### [GOAL]
Your answer should be a single number: the count of lines containing the string "Lysozyme".

### [RECORDS SHOWN]
┄┄┄┄┄┄

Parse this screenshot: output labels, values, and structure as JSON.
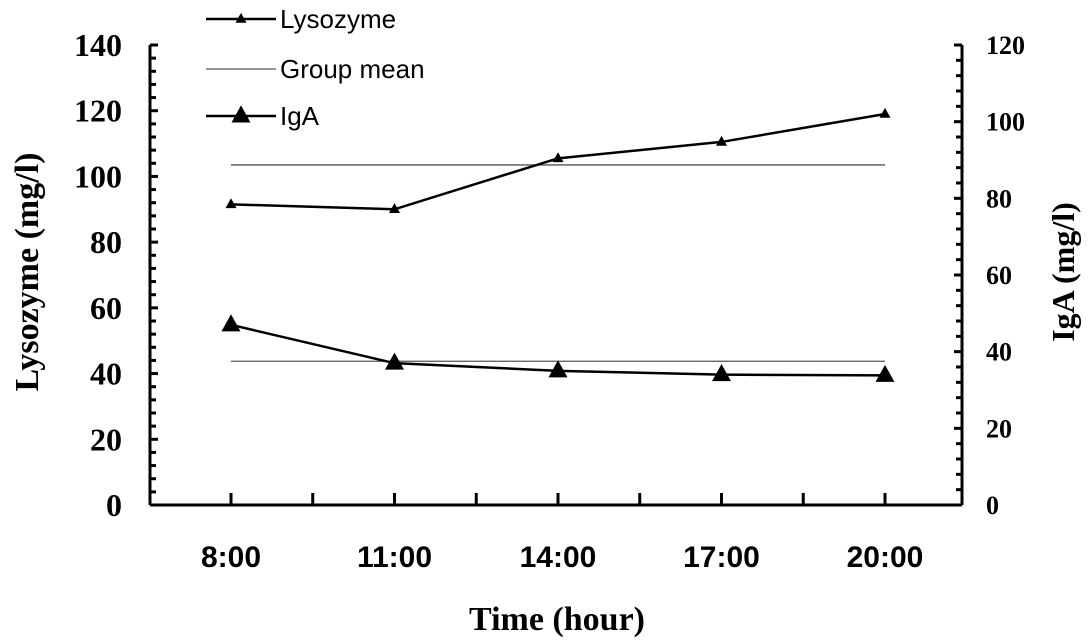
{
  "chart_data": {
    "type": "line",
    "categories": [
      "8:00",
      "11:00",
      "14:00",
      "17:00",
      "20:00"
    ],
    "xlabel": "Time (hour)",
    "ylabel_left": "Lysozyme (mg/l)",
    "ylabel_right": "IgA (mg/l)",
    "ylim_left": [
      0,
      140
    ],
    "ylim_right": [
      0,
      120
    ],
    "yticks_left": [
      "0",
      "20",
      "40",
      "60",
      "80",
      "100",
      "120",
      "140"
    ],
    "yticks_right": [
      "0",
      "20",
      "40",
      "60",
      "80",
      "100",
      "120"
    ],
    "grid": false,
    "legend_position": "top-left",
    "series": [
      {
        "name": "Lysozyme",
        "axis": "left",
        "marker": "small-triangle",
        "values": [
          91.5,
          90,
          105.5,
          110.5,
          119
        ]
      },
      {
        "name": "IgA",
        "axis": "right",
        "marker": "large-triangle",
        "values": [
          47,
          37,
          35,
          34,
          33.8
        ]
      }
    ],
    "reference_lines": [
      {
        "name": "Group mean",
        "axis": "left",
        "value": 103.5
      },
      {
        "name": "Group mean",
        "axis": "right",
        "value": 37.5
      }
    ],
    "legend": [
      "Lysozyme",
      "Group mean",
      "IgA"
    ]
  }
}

┄┄┄┄┄┄

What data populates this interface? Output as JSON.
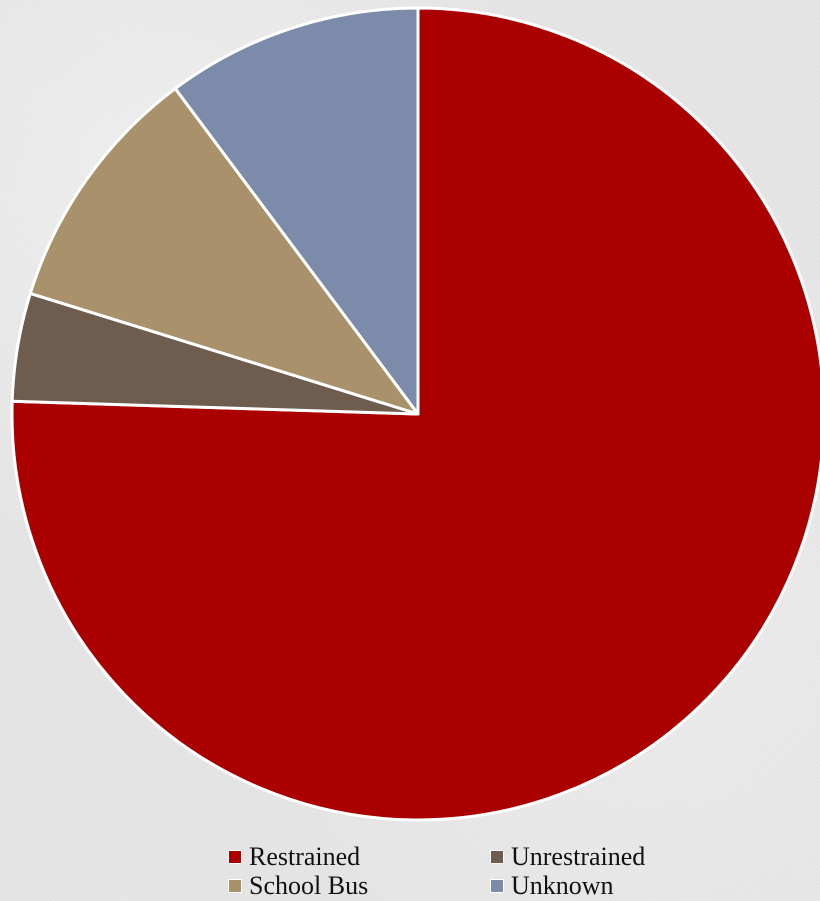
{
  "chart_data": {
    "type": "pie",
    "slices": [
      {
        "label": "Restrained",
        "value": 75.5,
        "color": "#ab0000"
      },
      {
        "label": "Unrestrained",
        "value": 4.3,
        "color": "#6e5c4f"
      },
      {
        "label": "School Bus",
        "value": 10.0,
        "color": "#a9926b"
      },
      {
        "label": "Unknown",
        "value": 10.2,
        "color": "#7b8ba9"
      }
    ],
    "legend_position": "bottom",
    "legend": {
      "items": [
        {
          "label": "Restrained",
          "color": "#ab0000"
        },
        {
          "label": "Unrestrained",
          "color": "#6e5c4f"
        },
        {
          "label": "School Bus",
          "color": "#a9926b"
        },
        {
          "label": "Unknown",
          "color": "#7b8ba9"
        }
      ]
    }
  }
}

┄┄┄┄┄┄

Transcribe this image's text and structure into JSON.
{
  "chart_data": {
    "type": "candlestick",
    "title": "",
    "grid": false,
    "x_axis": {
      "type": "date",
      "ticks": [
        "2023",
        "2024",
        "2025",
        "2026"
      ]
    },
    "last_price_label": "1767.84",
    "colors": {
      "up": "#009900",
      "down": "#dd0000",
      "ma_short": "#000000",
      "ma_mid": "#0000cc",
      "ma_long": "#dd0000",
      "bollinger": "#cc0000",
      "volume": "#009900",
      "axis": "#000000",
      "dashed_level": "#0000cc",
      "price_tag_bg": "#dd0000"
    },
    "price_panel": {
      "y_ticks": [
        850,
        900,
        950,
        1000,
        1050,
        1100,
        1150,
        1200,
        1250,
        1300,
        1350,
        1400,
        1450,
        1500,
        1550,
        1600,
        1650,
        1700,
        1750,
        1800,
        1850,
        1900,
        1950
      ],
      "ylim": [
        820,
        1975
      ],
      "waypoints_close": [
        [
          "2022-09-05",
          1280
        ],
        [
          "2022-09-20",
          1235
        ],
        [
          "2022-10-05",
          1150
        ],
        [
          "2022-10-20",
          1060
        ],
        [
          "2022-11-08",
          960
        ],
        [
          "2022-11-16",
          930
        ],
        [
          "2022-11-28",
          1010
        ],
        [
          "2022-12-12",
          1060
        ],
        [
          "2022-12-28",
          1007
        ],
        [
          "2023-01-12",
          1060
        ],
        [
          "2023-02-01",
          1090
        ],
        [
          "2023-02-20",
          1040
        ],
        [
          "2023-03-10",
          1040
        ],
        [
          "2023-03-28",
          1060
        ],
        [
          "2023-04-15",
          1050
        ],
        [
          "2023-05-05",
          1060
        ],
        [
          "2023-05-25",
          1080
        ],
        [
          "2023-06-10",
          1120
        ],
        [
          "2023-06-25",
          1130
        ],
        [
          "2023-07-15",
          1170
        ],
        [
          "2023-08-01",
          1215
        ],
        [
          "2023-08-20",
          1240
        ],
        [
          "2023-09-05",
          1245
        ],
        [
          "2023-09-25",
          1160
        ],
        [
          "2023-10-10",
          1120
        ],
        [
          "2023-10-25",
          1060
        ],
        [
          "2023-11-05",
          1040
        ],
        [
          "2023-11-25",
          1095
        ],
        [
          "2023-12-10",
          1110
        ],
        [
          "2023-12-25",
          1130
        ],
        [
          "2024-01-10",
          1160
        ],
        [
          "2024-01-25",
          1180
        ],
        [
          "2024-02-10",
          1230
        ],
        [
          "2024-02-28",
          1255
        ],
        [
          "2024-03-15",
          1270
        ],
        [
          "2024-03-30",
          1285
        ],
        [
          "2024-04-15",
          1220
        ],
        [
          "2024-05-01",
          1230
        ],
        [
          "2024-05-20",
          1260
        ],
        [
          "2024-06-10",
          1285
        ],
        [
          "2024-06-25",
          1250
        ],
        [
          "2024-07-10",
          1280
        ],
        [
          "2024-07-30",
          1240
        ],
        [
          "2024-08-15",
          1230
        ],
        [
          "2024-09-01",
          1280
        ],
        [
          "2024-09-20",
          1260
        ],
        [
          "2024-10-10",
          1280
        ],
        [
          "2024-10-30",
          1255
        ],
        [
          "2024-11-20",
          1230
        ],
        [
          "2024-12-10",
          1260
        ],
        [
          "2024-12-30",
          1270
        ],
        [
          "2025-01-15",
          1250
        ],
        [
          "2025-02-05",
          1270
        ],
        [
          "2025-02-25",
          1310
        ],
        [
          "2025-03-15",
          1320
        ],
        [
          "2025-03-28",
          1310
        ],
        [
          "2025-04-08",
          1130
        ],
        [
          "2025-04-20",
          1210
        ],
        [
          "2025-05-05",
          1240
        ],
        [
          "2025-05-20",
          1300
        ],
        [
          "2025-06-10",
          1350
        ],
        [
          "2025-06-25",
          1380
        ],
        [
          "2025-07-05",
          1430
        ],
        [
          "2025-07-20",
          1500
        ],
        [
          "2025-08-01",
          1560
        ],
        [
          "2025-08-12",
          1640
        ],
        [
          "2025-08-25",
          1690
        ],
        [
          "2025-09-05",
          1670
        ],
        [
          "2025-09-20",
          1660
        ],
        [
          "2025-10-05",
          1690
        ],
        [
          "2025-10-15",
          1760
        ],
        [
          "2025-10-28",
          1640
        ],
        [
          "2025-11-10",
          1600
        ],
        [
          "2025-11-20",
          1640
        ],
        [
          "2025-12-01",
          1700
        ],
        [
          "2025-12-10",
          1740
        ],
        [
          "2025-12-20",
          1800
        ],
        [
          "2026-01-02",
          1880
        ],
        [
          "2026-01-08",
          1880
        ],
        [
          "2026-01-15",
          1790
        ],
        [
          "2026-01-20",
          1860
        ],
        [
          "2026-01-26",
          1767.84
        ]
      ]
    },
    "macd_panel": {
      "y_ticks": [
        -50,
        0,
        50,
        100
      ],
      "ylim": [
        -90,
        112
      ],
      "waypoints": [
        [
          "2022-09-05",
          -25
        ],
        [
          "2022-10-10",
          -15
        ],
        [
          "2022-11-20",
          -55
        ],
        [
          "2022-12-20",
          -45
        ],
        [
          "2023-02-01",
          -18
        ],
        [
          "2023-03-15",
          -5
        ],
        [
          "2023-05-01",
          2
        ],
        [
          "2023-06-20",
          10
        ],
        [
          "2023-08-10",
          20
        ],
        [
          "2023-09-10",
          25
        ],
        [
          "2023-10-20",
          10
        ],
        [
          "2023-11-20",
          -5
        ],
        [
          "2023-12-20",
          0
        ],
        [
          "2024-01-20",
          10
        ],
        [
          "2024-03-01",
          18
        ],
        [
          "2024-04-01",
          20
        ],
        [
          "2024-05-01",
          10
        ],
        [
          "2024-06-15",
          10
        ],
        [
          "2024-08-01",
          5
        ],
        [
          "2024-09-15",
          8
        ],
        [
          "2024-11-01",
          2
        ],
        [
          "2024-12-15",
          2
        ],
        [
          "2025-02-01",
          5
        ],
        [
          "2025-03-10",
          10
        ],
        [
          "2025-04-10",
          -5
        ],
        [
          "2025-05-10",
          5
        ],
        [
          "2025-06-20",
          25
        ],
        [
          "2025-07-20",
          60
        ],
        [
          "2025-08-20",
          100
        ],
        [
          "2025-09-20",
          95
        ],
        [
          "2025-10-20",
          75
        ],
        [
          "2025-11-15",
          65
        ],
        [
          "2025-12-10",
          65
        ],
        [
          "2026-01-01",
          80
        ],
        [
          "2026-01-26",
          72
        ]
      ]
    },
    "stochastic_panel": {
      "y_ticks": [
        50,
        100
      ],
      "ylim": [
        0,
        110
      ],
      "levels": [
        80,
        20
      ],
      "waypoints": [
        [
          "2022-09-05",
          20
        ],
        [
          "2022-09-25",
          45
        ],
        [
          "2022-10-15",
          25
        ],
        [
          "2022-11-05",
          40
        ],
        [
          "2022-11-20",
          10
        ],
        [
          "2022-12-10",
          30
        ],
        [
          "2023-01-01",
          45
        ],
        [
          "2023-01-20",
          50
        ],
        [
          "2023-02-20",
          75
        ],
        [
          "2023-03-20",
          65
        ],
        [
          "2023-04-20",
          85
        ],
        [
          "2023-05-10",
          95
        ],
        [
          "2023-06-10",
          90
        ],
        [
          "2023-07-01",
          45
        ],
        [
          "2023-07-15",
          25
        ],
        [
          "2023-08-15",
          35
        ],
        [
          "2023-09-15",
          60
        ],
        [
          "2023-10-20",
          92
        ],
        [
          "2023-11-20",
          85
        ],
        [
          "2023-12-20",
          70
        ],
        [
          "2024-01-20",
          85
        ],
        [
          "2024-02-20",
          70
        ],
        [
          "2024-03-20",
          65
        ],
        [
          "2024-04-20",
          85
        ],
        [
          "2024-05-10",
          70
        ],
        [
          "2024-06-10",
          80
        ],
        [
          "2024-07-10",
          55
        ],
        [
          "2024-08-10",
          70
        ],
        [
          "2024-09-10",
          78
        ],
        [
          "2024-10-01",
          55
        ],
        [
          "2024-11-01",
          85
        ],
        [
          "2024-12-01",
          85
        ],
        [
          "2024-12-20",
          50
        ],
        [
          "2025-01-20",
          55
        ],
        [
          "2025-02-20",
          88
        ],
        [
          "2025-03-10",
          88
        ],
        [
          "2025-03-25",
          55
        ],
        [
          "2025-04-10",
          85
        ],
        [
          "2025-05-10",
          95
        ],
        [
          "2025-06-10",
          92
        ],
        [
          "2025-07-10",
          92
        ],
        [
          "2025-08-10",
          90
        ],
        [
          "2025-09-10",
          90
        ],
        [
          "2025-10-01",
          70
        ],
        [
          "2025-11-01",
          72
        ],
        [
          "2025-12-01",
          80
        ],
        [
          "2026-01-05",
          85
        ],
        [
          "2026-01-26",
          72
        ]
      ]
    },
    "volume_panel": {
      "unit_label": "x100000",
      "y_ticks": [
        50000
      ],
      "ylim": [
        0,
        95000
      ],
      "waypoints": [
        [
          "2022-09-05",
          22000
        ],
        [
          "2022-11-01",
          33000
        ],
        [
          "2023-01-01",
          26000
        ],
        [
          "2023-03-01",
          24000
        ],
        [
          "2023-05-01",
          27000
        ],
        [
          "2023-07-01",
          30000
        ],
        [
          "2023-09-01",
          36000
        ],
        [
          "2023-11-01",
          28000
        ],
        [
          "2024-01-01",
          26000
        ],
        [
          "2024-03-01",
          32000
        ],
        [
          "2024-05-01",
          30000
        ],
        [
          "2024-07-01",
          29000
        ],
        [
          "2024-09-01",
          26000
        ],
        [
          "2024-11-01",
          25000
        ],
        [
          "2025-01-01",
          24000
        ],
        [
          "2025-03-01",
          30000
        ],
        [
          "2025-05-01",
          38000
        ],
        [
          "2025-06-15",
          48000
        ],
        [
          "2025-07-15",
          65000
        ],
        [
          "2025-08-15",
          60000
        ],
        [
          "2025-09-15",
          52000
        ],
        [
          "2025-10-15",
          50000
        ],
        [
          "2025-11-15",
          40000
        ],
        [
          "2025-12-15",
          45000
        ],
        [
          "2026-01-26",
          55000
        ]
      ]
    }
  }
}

┄┄┄┄┄┄

### [EXPECTED OUTPUT]
3